» THE TASK: Gather each line of the entries below that includes "answered".

» Records contained in a dataset:
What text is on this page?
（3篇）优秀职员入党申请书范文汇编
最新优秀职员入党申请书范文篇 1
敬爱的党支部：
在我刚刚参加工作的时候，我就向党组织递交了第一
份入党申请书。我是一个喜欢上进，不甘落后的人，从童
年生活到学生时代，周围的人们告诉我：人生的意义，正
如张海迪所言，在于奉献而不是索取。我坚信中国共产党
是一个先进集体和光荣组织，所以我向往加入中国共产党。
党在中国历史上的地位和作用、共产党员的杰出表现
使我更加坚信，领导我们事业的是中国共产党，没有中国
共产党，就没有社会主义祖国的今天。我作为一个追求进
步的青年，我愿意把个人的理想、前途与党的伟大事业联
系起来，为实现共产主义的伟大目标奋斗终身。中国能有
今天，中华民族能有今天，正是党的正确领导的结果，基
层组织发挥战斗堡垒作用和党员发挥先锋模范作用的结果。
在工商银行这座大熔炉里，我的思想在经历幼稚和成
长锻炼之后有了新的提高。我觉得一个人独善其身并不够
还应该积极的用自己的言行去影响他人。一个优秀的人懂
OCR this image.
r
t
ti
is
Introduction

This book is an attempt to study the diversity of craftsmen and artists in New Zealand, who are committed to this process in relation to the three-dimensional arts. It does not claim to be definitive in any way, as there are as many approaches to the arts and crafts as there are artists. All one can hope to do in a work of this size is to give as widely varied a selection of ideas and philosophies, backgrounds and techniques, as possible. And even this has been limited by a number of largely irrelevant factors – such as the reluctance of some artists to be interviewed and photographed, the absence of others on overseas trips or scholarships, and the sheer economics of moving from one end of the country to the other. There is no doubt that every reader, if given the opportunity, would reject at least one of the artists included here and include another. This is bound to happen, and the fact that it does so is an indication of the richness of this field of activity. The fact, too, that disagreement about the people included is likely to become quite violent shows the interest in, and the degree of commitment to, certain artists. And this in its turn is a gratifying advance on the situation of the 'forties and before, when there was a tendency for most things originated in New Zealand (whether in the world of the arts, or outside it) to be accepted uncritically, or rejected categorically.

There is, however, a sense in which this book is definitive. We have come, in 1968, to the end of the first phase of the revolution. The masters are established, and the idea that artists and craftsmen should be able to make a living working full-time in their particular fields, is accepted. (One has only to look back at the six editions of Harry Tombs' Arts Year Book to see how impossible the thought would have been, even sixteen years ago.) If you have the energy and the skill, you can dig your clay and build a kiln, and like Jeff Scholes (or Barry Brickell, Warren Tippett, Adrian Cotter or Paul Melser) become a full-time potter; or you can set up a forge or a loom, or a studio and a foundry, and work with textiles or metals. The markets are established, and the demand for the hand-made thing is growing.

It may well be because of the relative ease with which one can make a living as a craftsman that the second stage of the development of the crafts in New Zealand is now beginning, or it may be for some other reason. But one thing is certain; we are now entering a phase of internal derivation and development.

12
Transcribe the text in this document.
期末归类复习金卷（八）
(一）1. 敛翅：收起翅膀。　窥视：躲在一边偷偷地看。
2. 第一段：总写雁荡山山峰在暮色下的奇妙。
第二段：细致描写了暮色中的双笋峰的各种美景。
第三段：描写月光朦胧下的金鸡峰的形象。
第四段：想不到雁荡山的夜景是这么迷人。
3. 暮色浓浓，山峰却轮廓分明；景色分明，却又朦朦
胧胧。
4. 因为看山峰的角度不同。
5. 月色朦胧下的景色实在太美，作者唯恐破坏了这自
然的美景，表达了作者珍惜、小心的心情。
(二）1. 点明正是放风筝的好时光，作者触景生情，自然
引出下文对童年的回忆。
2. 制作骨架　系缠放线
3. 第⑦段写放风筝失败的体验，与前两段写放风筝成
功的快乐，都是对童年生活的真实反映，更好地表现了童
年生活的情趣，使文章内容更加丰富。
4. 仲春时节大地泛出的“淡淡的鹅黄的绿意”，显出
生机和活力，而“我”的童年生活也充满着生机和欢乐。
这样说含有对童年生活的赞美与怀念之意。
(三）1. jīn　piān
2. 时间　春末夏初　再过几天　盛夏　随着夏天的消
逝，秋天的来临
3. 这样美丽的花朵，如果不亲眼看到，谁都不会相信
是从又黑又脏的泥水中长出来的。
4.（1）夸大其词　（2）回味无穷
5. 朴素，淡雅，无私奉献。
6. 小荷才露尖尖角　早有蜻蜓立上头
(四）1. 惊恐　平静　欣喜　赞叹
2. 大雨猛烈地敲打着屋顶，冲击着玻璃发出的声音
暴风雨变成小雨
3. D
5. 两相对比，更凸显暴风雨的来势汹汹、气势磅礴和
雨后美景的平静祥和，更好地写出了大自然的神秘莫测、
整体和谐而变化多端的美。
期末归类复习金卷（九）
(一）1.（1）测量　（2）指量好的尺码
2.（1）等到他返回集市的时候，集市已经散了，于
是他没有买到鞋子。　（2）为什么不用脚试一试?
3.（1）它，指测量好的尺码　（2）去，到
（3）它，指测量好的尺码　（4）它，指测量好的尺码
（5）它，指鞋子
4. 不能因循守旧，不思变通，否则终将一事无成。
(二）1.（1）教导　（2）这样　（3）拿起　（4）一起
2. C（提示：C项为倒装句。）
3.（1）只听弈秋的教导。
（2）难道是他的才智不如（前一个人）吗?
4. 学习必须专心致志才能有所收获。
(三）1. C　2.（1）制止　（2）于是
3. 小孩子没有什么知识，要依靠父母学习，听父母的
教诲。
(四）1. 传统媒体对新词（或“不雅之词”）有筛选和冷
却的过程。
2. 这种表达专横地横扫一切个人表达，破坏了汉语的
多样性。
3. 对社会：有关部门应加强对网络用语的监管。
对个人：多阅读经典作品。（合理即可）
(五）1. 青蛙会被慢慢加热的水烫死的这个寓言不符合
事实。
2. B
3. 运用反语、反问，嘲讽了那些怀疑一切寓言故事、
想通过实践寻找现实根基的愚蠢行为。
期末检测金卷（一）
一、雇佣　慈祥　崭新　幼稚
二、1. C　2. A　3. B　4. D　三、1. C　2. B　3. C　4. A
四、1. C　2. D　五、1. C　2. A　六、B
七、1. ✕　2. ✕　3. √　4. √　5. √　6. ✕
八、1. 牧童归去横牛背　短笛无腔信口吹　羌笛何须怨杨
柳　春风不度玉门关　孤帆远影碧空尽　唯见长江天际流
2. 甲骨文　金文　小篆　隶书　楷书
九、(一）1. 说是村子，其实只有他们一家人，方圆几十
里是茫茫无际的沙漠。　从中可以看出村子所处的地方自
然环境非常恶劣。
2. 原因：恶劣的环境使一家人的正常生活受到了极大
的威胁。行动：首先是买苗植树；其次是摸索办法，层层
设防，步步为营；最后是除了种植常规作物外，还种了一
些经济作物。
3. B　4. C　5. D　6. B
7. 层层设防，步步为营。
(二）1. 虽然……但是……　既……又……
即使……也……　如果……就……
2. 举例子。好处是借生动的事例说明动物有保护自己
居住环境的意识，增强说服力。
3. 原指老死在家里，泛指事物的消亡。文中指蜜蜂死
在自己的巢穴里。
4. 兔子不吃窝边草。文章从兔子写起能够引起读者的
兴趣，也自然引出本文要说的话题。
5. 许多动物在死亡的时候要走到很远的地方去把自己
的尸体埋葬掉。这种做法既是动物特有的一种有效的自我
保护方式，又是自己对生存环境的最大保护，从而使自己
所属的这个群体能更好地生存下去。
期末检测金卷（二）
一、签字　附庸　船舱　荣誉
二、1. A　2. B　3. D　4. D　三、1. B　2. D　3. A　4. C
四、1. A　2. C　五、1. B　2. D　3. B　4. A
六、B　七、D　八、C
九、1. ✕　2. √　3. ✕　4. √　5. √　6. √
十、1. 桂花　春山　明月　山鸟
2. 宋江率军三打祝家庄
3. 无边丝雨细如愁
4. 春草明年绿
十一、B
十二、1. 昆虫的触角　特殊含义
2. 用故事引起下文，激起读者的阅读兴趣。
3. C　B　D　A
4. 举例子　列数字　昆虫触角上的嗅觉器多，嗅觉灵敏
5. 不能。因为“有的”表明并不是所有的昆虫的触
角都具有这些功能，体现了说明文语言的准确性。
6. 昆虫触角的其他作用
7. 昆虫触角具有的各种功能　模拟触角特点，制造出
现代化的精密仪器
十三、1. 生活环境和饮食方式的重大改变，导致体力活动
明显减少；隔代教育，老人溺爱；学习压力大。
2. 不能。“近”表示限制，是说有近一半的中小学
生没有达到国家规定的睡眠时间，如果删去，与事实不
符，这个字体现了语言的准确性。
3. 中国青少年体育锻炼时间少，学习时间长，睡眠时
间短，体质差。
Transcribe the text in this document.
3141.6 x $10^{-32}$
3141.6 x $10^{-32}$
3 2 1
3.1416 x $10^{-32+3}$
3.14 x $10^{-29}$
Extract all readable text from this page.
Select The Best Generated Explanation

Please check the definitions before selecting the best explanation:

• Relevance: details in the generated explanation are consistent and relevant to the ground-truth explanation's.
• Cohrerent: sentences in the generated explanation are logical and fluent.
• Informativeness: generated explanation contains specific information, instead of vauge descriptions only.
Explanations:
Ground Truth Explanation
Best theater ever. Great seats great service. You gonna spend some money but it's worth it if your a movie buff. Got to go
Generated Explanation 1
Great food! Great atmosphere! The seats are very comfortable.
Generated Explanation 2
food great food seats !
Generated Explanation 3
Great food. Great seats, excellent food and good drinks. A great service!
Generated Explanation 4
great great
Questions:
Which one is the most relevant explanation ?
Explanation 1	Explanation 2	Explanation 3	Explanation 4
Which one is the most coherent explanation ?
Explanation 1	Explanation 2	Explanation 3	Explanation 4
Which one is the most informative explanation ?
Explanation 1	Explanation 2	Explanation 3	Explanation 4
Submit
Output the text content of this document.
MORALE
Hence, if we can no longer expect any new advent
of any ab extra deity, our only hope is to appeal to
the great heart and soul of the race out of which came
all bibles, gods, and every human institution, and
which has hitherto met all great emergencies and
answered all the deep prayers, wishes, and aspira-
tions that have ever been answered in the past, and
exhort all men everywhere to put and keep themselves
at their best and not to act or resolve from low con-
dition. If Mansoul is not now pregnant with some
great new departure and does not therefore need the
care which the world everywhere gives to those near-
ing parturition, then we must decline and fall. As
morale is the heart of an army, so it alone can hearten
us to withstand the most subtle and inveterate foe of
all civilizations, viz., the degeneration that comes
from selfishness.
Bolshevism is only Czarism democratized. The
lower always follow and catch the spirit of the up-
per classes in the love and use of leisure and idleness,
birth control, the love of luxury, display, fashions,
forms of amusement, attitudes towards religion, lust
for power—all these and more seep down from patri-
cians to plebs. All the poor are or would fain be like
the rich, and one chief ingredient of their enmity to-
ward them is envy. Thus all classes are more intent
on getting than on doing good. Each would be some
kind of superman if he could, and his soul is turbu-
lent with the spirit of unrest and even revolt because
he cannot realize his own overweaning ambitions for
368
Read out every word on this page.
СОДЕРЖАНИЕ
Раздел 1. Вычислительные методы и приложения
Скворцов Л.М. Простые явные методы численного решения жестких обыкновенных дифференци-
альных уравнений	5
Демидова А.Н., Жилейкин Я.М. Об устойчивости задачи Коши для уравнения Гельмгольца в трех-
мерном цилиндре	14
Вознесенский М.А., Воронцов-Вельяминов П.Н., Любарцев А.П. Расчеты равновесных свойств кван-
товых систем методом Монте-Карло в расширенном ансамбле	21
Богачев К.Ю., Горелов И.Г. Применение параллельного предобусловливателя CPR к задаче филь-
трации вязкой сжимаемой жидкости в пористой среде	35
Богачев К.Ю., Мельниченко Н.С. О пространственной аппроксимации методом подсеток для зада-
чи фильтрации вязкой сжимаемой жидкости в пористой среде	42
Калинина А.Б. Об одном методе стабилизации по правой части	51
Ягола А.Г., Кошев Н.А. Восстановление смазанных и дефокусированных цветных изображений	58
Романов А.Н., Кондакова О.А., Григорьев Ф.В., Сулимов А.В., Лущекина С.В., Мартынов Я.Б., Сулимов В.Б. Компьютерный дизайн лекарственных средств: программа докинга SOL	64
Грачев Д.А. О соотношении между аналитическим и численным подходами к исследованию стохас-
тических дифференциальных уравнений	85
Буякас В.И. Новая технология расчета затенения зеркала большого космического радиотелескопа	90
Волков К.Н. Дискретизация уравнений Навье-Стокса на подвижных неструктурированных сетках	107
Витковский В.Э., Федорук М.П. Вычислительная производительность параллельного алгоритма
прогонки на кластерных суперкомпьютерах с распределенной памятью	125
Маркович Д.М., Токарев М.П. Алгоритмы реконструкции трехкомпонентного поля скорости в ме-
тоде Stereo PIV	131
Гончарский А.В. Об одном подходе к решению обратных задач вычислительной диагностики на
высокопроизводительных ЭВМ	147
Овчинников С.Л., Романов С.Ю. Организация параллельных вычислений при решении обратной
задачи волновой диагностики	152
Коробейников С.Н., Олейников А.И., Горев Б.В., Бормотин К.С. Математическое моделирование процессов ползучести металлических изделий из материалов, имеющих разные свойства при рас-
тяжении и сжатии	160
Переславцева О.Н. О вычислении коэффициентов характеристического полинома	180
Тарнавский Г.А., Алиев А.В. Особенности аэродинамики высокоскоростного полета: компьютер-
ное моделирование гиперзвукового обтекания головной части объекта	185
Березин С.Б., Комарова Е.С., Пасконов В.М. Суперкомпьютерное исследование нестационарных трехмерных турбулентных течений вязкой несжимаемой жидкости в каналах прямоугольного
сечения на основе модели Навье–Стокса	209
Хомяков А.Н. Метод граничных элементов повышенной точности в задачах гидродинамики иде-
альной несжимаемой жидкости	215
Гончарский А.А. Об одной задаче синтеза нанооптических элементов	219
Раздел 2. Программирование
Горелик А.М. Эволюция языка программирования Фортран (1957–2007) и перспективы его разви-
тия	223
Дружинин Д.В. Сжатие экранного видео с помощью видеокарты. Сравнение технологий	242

» THE COMPLETED TASK:
answered all the deep prayers, wishes, and aspira-
tions that have ever been answered in the past, and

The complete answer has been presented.